▸ Aim:
Which lines include the word "TradeWave"? Copy each of them.

▸ The input:
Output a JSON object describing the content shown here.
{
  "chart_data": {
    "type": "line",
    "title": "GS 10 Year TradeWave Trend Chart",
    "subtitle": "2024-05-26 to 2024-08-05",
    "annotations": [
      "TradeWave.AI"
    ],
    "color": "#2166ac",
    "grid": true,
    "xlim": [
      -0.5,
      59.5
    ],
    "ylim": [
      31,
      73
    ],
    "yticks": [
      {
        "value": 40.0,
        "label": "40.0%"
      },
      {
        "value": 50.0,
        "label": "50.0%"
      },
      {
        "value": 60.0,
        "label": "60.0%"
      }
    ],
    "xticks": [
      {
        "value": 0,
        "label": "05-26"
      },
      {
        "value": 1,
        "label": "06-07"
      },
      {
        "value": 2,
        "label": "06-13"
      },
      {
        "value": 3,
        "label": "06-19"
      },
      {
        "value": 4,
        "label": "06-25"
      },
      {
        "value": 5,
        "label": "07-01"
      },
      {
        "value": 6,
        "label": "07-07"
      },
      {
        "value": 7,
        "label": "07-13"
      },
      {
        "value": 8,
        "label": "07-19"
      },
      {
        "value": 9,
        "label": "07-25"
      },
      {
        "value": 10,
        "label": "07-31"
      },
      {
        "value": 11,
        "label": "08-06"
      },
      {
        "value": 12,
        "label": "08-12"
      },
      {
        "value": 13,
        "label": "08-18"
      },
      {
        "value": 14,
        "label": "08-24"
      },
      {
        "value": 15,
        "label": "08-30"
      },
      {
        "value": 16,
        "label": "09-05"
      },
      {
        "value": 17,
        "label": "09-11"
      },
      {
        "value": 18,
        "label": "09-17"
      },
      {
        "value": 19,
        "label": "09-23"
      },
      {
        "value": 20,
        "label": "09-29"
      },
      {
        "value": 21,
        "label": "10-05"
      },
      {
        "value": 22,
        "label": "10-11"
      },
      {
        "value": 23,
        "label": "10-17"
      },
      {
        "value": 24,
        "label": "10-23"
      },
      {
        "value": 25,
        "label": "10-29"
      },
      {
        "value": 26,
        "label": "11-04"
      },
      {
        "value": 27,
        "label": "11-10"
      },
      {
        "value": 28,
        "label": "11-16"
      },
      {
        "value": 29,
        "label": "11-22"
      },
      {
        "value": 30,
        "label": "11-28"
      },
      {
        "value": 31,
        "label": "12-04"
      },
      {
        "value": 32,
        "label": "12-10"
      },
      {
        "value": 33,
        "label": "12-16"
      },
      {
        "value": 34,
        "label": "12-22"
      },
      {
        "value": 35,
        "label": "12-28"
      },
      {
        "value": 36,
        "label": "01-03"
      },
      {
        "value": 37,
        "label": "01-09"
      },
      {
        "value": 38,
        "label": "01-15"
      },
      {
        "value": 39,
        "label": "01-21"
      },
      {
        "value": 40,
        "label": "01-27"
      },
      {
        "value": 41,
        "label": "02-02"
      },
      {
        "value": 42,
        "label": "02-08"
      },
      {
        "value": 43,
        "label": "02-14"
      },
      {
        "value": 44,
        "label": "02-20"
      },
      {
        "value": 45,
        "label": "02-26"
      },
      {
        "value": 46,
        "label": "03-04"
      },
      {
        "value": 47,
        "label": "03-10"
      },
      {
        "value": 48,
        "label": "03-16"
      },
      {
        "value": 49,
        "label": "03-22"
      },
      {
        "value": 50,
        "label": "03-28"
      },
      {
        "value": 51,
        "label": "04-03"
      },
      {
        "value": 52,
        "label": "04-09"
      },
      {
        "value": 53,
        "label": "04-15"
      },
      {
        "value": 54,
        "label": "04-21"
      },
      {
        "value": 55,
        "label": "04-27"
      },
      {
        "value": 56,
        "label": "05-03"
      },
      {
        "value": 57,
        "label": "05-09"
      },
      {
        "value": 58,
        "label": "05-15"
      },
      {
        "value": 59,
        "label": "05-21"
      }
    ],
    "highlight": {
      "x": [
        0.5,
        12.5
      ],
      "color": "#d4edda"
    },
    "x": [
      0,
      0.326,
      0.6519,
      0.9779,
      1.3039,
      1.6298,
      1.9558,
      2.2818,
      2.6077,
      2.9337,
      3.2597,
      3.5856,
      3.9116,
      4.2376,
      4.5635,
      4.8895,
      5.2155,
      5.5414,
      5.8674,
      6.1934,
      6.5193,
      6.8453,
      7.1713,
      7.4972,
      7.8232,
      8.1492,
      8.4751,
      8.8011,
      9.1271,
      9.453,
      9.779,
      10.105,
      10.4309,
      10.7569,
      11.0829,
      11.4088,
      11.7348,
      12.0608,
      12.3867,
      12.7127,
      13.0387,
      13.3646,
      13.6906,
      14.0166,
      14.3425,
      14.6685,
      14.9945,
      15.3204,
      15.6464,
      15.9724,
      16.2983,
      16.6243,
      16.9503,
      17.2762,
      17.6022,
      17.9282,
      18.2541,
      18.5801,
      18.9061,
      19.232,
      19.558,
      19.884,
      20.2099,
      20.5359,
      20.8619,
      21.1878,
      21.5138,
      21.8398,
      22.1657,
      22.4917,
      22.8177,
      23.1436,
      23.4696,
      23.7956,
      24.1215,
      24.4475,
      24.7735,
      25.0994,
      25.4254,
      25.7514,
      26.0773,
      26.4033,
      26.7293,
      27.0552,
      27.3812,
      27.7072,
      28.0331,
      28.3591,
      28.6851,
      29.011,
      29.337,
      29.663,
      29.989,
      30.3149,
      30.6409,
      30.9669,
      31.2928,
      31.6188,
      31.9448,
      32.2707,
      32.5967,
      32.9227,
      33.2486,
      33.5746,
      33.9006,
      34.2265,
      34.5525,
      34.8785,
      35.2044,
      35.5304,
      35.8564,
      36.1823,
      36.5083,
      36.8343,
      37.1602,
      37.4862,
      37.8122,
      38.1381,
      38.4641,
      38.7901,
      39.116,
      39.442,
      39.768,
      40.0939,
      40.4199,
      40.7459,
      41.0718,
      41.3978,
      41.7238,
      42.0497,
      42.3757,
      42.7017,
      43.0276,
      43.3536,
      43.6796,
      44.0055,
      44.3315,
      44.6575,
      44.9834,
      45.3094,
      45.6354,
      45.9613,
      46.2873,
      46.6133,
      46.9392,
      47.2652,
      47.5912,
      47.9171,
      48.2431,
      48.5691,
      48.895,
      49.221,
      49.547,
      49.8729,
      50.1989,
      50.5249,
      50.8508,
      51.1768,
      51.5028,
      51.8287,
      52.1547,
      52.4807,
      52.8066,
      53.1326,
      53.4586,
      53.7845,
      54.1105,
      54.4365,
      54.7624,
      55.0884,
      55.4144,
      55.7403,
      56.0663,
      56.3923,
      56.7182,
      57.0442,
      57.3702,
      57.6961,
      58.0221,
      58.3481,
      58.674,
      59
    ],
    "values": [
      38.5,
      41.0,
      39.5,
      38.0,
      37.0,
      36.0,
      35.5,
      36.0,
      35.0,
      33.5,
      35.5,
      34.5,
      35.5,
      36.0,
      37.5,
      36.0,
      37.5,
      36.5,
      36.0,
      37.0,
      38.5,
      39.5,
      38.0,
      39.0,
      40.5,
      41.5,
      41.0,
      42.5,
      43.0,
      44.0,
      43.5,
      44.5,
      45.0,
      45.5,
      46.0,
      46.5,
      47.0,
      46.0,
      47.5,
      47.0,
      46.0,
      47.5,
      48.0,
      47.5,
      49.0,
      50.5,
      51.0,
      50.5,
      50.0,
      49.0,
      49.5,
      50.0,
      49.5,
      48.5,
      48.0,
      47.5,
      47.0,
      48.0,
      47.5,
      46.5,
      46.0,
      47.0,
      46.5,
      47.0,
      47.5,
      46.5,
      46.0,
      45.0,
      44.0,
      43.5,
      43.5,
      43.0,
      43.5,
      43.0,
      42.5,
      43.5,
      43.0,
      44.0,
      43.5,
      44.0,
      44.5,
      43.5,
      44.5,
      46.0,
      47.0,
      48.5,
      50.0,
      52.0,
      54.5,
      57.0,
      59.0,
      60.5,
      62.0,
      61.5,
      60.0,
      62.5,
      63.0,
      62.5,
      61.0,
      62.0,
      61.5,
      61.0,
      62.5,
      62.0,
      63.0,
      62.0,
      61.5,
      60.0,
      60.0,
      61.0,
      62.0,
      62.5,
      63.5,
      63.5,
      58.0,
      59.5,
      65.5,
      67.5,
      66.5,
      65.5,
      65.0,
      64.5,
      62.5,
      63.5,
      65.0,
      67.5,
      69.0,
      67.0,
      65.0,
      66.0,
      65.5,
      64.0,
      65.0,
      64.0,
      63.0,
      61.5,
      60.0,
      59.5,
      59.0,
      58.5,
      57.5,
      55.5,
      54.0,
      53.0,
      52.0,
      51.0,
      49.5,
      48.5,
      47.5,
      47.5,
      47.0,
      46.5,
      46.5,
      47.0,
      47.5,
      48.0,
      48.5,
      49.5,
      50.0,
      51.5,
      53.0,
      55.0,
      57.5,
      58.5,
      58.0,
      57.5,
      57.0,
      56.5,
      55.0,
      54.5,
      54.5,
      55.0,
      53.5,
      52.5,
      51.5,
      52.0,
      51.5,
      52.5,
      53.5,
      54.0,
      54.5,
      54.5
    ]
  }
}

▸ Result:
    "title": "GS 10 Year TradeWave Trend Chart",
      "TradeWave.AI"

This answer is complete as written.